• Written exercise: Write out each record below exactly as it appears, with no pictures.

• Supplied records:

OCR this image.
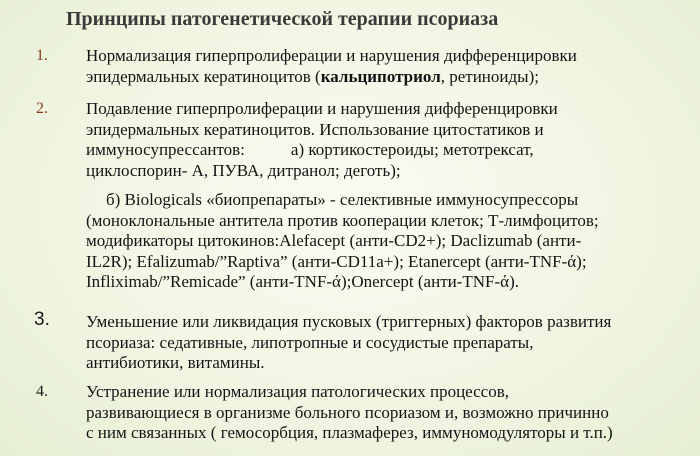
Принципы патогенетической терапии псориаза
1.	Нормализация гиперпролиферации и нарушения дифференцировки
эпидермальных кератиноцитов (кальципотриол, ретиноиды);
2.	Подавление гиперпролиферации и нарушения дифференцировки
эпидермальных кератиноцитов. Использование цитостатиков и
иммуносупрессантов:	а) кортикостероиды; метотрексат,
циклоспорин- А, ПУВА, дитранол; деготь);
б) Biologicals «биопрепараты» - селективные иммуносупрессоры
(моноклональные антитела против кооперации клеток; Т-лимфоцитов;
модификаторы цитокинов:Alefacept (анти-CD2+); Daclizumab (анти-
IL2R); Efalizumab/”Raptiva” (анти-CD11a+); Etanercept (анти-TNF-ά);
Infliximab/”Remicade” (анти-TNF-ά);Onercept (анти-TNF-ά).
3.	Уменьшение или ликвидация пусковых (триггерных) факторов развития
псориаза: седативные, липотропные и сосудистые препараты,
антибиотики, витамины.
4.	Устранение или нормализация патологических процессов,
развивающиеся в организме больного псориазом и, возможно причинно
с ним связанных ( гемосорбция, плазмаферез, иммуномодуляторы и т.п.)
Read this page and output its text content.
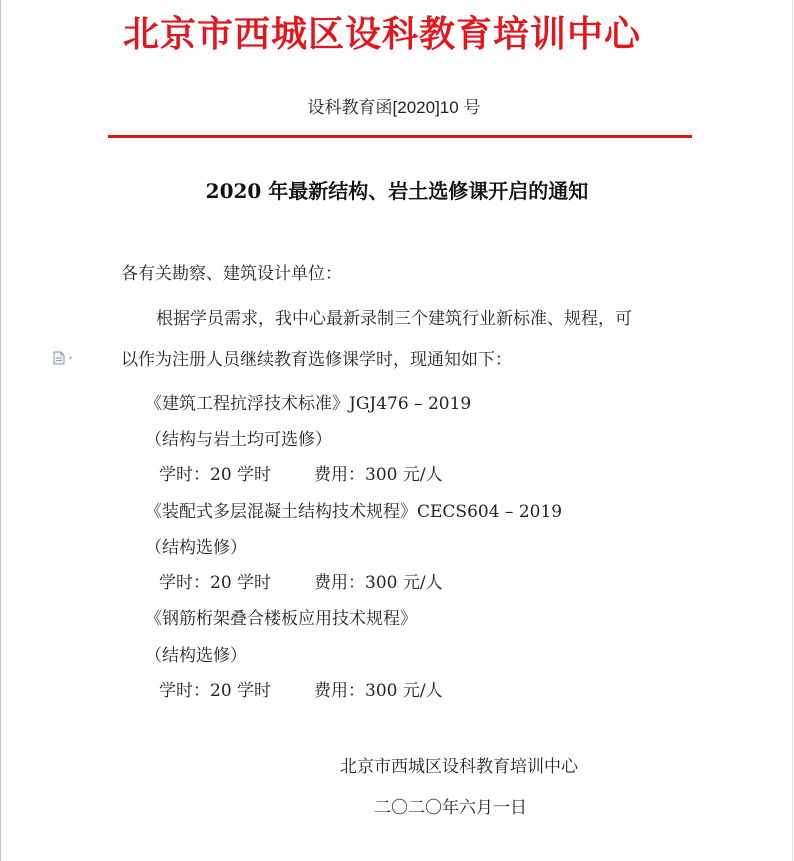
北京市西城区设科教育培训中心
设科教育函[2020]10 号
2020 年最新结构、岩土选修课开启的通知
各有关勘察、建筑设计单位：
根据学员需求，我中心最新录制三个建筑行业新标准、规程，可
以作为注册人员继续教育选修课学时，现通知如下：
《建筑工程抗浮技术标准》JGJ476 – 2019
（结构与岩土均可选修）
学时：20 学时	费用：300 元/人
《装配式多层混凝土结构技术规程》CECS604 – 2019
（结构选修）
学时：20 学时	费用：300 元/人
《钢筋桁架叠合楼板应用技术规程》
（结构选修）
学时：20 学时	费用：300 元/人
北京市西城区设科教育培训中心
二〇二〇年六月一日
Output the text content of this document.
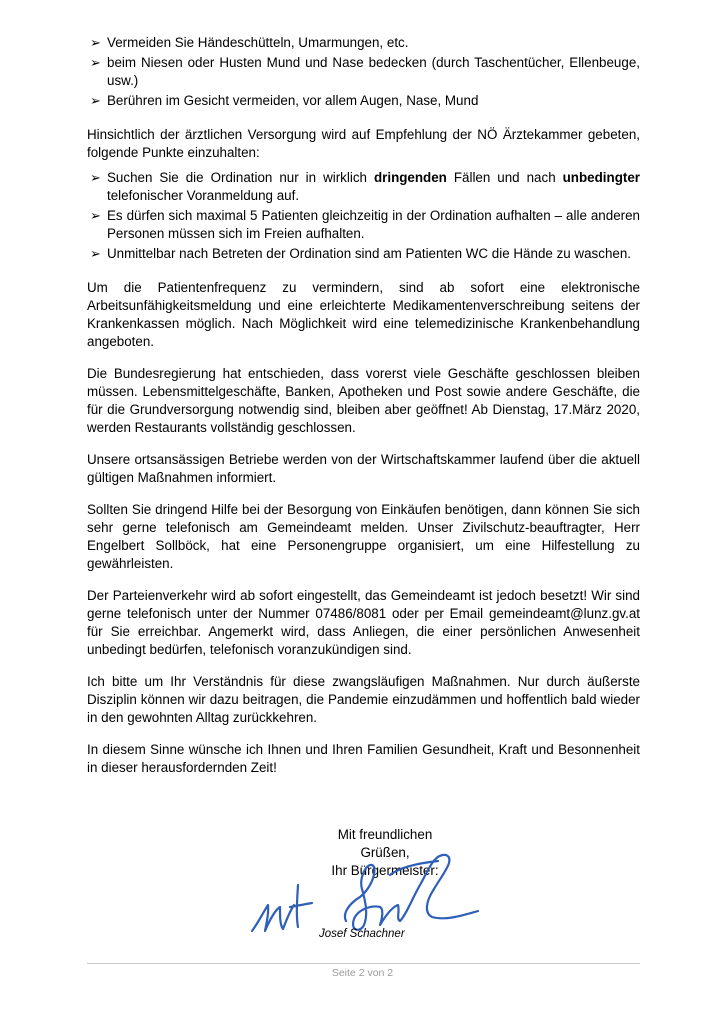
➢ Vermeiden Sie Händeschütteln, Umarmungen, etc.
➢ beim Niesen oder Husten Mund und Nase bedecken (durch Taschentücher, Ellenbeuge, usw.)
➢ Berühren im Gesicht vermeiden, vor allem Augen, Nase, Mund

Hinsichtlich der ärztlichen Versorgung wird auf Empfehlung der NÖ Ärztekammer gebeten, folgende Punkte einzuhalten:

➢ Suchen Sie die Ordination nur in wirklich dringenden Fällen und nach unbedingter telefonischer Voranmeldung auf.
➢ Es dürfen sich maximal 5 Patienten gleichzeitig in der Ordination aufhalten – alle anderen Personen müssen sich im Freien aufhalten.
➢ Unmittelbar nach Betreten der Ordination sind am Patienten WC die Hände zu waschen.

Um die Patientenfrequenz zu vermindern, sind ab sofort eine elektronische Arbeitsunfähigkeitsmeldung und eine erleichterte Medikamentenverschreibung seitens der Krankenkassen möglich. Nach Möglichkeit wird eine telemedizinische Krankenbehandlung angeboten.

Die Bundesregierung hat entschieden, dass vorerst viele Geschäfte geschlossen bleiben müssen. Lebensmittelgeschäfte, Banken, Apotheken und Post sowie andere Geschäfte, die für die Grundversorgung notwendig sind, bleiben aber geöffnet! Ab Dienstag, 17.März 2020, werden Restaurants vollständig geschlossen.

Unsere ortsansässigen Betriebe werden von der Wirtschaftskammer laufend über die aktuell gültigen Maßnahmen informiert.

Sollten Sie dringend Hilfe bei der Besorgung von Einkäufen benötigen, dann können Sie sich sehr gerne telefonisch am Gemeindeamt melden. Unser Zivilschutz-beauftragter, Herr Engelbert Sollböck, hat eine Personengruppe organisiert, um eine Hilfestellung zu gewährleisten.

Der Parteienverkehr wird ab sofort eingestellt, das Gemeindeamt ist jedoch besetzt! Wir sind gerne telefonisch unter der Nummer 07486/8081 oder per Email gemeindeamt@lunz.gv.at für Sie erreichbar. Angemerkt wird, dass Anliegen, die einer persönlichen Anwesenheit unbedingt bedürfen, telefonisch voranzukündigen sind.

Ich bitte um Ihr Verständnis für diese zwangsläufigen Maßnahmen. Nur durch äußerste Disziplin können wir dazu beitragen, die Pandemie einzudämmen und hoffentlich bald wieder in den gewohnten Alltag zurückkehren.

In diesem Sinne wünsche ich Ihnen und Ihren Familien Gesundheit, Kraft und Besonnenheit in dieser herausfordernden Zeit!

Mit freundlichen Grüßen,
Ihr Bürgermeister:
Josef Schachner
Seite 2 von 2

• Response to this exercise:
OCR this image.
Принципы патогенетической терапии псориаза
1.	Нормализация гиперпролиферации и нарушения дифференцировки
эпидермальных кератиноцитов (кальципотриол, ретиноиды);
2.	Подавление гиперпролиферации и нарушения дифференцировки
эпидермальных кератиноцитов. Использование цитостатиков и
иммуносупрессантов:	а) кортикостероиды; метотрексат,
циклоспорин- А, ПУВА, дитранол; деготь);
б) Biologicals «биопрепараты» - селективные иммуносупрессоры
(моноклональные антитела против кооперации клеток; Т-лимфоцитов;
модификаторы цитокинов:Alefacept (анти-CD2+); Daclizumab (анти-
IL2R); Efalizumab/”Raptiva” (анти-CD11a+); Etanercept (анти-TNF-ά);
Infliximab/”Remicade” (анти-TNF-ά);Onercept (анти-TNF-ά).
3.	Уменьшение или ликвидация пусковых (триггерных) факторов развития
псориаза: седативные, липотропные и сосудистые препараты,
антибиотики, витамины.
4.	Устранение или нормализация патологических процессов,
развивающиеся в организме больного псориазом и, возможно причинно
с ним связанных ( гемосорбция, плазмаферез, иммуномодуляторы и т.п.)
Read this page and output its text content.
北京市西城区设科教育培训中心
设科教育函[2020]10 号
2020 年最新结构、岩土选修课开启的通知
各有关勘察、建筑设计单位：
根据学员需求，我中心最新录制三个建筑行业新标准、规程，可
以作为注册人员继续教育选修课学时，现通知如下：
《建筑工程抗浮技术标准》JGJ476 – 2019
（结构与岩土均可选修）
学时：20 学时	费用：300 元/人
《装配式多层混凝土结构技术规程》CECS604 – 2019
（结构选修）
学时：20 学时	费用：300 元/人
《钢筋桁架叠合楼板应用技术规程》
（结构选修）
学时：20 学时	费用：300 元/人
北京市西城区设科教育培训中心
二〇二〇年六月一日
Output the text content of this document.
➢ Vermeiden Sie Händeschütteln, Umarmungen, etc.
➢ beim Niesen oder Husten Mund und Nase bedecken (durch Taschentücher, Ellenbeuge, usw.)
➢ Berühren im Gesicht vermeiden, vor allem Augen, Nase, Mund

Hinsichtlich der ärztlichen Versorgung wird auf Empfehlung der NÖ Ärztekammer gebeten, folgende Punkte einzuhalten:

➢ Suchen Sie die Ordination nur in wirklich dringenden Fällen und nach unbedingter telefonischer Voranmeldung auf.
➢ Es dürfen sich maximal 5 Patienten gleichzeitig in der Ordination aufhalten – alle anderen Personen müssen sich im Freien aufhalten.
➢ Unmittelbar nach Betreten der Ordination sind am Patienten WC die Hände zu waschen.

Um die Patientenfrequenz zu vermindern, sind ab sofort eine elektronische Arbeitsunfähigkeitsmeldung und eine erleichterte Medikamentenverschreibung seitens der Krankenkassen möglich. Nach Möglichkeit wird eine telemedizinische Krankenbehandlung angeboten.

Die Bundesregierung hat entschieden, dass vorerst viele Geschäfte geschlossen bleiben müssen. Lebensmittelgeschäfte, Banken, Apotheken und Post sowie andere Geschäfte, die für die Grundversorgung notwendig sind, bleiben aber geöffnet! Ab Dienstag, 17.März 2020, werden Restaurants vollständig geschlossen.

Unsere ortsansässigen Betriebe werden von der Wirtschaftskammer laufend über die aktuell gültigen Maßnahmen informiert.

Sollten Sie dringend Hilfe bei der Besorgung von Einkäufen benötigen, dann können Sie sich sehr gerne telefonisch am Gemeindeamt melden. Unser Zivilschutz-beauftragter, Herr Engelbert Sollböck, hat eine Personengruppe organisiert, um eine Hilfestellung zu gewährleisten.

Der Parteienverkehr wird ab sofort eingestellt, das Gemeindeamt ist jedoch besetzt! Wir sind gerne telefonisch unter der Nummer 07486/8081 oder per Email gemeindeamt@lunz.gv.at für Sie erreichbar. Angemerkt wird, dass Anliegen, die einer persönlichen Anwesenheit unbedingt bedürfen, telefonisch voranzukündigen sind.

Ich bitte um Ihr Verständnis für diese zwangsläufigen Maßnahmen. Nur durch äußerste Disziplin können wir dazu beitragen, die Pandemie einzudämmen und hoffentlich bald wieder in den gewohnten Alltag zurückkehren.

In diesem Sinne wünsche ich Ihnen und Ihren Familien Gesundheit, Kraft und Besonnenheit in dieser herausfordernden Zeit!

Mit freundlichen Grüßen,
Ihr Bürgermeister:
Josef Schachner
Seite 2 von 2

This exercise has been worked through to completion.